WRITTEN EXERCISE: Please copy every line of the records below that holds the word "проектирование".

LISTING:

____________

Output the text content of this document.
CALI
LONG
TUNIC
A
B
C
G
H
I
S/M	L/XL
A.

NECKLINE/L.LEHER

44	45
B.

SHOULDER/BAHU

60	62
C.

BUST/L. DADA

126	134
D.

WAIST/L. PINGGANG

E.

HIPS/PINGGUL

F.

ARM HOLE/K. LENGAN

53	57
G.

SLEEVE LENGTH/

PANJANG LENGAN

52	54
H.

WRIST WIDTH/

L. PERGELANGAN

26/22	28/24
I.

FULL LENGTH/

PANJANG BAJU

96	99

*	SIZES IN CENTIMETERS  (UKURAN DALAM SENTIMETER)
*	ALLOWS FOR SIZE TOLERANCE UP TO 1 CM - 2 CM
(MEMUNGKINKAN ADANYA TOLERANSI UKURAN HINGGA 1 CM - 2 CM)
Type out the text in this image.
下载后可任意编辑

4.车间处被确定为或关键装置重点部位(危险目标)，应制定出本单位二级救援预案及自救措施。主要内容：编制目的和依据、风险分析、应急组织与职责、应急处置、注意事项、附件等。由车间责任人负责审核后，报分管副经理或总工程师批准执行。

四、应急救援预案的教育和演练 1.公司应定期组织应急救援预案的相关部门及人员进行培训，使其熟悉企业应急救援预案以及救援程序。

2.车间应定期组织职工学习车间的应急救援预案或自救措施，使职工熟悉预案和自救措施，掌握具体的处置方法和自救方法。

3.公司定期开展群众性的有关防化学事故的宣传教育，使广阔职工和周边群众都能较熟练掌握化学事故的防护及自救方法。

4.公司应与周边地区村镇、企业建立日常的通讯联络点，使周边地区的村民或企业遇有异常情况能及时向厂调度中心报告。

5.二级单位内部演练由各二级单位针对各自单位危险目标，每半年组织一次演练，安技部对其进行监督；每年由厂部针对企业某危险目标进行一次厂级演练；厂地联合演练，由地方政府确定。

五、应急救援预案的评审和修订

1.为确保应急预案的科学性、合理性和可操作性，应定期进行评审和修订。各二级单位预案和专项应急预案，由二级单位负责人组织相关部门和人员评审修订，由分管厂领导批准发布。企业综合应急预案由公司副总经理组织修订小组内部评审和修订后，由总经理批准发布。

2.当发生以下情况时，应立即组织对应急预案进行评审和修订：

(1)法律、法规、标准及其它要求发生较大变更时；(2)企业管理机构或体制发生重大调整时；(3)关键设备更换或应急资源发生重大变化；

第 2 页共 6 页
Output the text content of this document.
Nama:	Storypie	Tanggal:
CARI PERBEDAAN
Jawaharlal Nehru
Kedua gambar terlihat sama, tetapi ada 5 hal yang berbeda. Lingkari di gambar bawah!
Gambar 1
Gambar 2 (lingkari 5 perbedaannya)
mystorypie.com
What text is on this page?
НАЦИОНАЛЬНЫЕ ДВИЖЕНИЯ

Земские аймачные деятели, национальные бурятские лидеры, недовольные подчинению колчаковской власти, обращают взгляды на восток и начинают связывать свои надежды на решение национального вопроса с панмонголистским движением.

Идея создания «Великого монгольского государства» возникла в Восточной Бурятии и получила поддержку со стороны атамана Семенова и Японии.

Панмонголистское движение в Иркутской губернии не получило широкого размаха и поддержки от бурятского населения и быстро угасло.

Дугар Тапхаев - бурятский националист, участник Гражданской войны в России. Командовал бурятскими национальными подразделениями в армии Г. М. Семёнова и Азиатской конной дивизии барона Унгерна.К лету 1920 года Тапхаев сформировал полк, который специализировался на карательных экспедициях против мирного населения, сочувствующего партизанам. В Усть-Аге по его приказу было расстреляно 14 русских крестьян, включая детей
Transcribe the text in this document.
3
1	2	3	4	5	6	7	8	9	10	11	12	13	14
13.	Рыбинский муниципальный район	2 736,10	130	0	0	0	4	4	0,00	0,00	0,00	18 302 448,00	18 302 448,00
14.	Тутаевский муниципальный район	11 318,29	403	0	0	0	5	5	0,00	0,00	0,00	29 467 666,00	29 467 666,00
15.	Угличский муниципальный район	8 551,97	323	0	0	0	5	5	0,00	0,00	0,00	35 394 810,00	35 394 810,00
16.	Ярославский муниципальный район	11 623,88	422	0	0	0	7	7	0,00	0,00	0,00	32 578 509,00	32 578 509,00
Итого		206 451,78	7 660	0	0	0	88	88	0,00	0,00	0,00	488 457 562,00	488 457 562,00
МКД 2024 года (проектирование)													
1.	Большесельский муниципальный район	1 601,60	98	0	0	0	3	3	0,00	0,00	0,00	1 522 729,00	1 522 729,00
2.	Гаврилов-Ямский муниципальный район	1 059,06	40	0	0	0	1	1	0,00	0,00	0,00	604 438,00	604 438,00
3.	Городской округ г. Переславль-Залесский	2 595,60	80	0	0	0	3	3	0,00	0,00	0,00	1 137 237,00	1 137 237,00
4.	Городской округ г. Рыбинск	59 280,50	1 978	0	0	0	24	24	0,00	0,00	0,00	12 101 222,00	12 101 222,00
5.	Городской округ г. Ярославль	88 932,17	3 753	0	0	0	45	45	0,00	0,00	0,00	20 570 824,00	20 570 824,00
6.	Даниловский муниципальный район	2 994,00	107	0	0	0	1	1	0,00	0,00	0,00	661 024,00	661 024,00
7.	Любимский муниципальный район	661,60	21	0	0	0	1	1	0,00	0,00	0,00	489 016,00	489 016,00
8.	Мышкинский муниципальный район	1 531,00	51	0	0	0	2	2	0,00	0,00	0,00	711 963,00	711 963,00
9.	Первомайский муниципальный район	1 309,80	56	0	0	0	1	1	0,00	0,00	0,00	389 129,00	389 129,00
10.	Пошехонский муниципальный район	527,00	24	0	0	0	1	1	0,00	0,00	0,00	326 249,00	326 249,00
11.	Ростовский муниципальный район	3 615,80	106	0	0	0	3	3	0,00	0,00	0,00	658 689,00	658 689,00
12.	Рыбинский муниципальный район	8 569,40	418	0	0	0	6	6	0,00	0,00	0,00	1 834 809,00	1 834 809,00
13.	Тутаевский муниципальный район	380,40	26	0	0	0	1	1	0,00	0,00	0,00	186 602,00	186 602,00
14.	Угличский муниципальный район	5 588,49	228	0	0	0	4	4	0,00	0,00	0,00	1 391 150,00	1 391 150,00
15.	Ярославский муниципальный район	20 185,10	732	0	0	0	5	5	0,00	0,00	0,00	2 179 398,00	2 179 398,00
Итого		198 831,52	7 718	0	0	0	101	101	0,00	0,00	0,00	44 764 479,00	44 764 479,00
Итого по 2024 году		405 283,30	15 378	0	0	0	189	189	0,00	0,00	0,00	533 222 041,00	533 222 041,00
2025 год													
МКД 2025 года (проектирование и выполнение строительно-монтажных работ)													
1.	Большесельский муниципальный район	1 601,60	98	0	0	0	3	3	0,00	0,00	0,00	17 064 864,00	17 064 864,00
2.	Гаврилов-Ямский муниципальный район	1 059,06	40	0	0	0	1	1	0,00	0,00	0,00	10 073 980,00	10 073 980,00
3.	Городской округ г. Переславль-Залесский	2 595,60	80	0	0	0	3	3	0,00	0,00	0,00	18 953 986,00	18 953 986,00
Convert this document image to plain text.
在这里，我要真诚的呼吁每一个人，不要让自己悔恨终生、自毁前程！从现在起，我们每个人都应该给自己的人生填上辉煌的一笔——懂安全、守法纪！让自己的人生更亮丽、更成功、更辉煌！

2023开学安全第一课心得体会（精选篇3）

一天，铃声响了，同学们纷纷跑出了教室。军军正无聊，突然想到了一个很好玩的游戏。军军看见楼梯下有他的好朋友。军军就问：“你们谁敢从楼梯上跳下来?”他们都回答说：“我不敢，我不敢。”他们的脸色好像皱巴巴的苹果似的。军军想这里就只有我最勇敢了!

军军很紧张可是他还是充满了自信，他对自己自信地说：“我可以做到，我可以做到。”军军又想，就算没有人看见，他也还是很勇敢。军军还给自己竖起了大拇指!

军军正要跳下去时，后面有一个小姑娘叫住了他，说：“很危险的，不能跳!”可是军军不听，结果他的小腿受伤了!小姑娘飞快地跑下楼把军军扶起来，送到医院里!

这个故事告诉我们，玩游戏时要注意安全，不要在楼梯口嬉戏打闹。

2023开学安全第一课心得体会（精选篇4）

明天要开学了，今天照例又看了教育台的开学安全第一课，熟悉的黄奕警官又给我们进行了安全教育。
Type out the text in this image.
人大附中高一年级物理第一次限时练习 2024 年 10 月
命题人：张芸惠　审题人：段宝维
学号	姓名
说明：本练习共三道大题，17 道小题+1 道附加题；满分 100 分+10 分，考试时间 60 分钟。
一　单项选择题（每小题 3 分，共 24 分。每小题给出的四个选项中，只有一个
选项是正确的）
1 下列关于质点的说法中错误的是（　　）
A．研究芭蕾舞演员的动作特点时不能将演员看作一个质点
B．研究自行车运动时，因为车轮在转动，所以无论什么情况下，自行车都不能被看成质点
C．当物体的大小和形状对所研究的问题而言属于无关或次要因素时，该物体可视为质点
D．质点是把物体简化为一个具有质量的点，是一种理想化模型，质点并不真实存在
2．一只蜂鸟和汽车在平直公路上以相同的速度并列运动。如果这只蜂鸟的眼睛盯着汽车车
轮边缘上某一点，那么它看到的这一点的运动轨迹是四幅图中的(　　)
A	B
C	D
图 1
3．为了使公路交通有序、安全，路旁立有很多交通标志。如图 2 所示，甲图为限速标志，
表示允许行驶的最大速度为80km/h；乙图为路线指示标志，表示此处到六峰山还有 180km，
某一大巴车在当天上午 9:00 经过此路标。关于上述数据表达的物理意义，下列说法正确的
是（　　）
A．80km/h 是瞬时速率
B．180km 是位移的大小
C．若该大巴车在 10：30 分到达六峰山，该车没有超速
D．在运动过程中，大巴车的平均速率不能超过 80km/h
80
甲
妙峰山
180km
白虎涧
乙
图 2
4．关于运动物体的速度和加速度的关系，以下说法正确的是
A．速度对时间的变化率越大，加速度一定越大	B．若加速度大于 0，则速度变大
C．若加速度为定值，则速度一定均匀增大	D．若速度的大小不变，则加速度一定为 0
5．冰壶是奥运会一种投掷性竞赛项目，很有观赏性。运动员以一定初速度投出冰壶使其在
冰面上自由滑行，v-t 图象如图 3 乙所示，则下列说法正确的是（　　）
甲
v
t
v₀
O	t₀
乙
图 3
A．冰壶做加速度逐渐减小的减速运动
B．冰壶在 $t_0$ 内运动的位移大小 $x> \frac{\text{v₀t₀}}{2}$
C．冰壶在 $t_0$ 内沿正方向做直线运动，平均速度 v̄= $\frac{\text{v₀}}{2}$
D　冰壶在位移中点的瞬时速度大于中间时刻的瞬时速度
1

____________

ANSWER TO THIS TASK:
МКД 2024 года (проектирование)													
МКД 2025 года (проектирование и выполнение строительно-монтажных работ)													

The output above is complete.